→ **Data to use**:
◆ ◆ ◆ ◆ ◆

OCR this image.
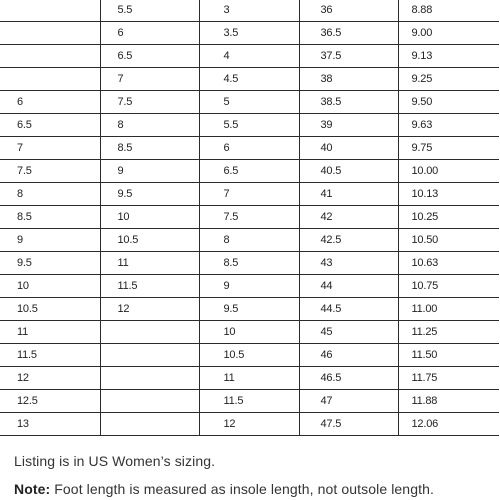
	5.5	3	36	8.88
	6	3.5	36.5	9.00
	6.5	4	37.5	9.13
	7	4.5	38	9.25
6	7.5	5	38.5	9.50
6.5	8	5.5	39	9.63
7	8.5	6	40	9.75
7.5	9	6.5	40.5	10.00
8	9.5	7	41	10.13
8.5	10	7.5	42	10.25
9	10.5	8	42.5	10.50
9.5	11	8.5	43	10.63
10	11.5	9	44	10.75
10.5	12	9.5	44.5	11.00
11		10	45	11.25
11.5		10.5	46	11.50
12		11	46.5	11.75
12.5		11.5	47	11.88
13		12	47.5	12.06
Listing is in US Women’s sizing.
Note: Foot length is measured as insole length, not outsole length.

◆ ◆ ◆ ◆ ◆

→ **Required work**: Copy every entry exactly as written. Pictures are excluded.

→ **Output**:
OCR this image.
	5.5	3	36	8.88
	6	3.5	36.5	9.00
	6.5	4	37.5	9.13
	7	4.5	38	9.25
6	7.5	5	38.5	9.50
6.5	8	5.5	39	9.63
7	8.5	6	40	9.75
7.5	9	6.5	40.5	10.00
8	9.5	7	41	10.13
8.5	10	7.5	42	10.25
9	10.5	8	42.5	10.50
9.5	11	8.5	43	10.63
10	11.5	9	44	10.75
10.5	12	9.5	44.5	11.00
11		10	45	11.25
11.5		10.5	46	11.50
12		11	46.5	11.75
12.5		11.5	47	11.88
13		12	47.5	12.06
Listing is in US Women’s sizing.
Note: Foot length is measured as insole length, not outsole length.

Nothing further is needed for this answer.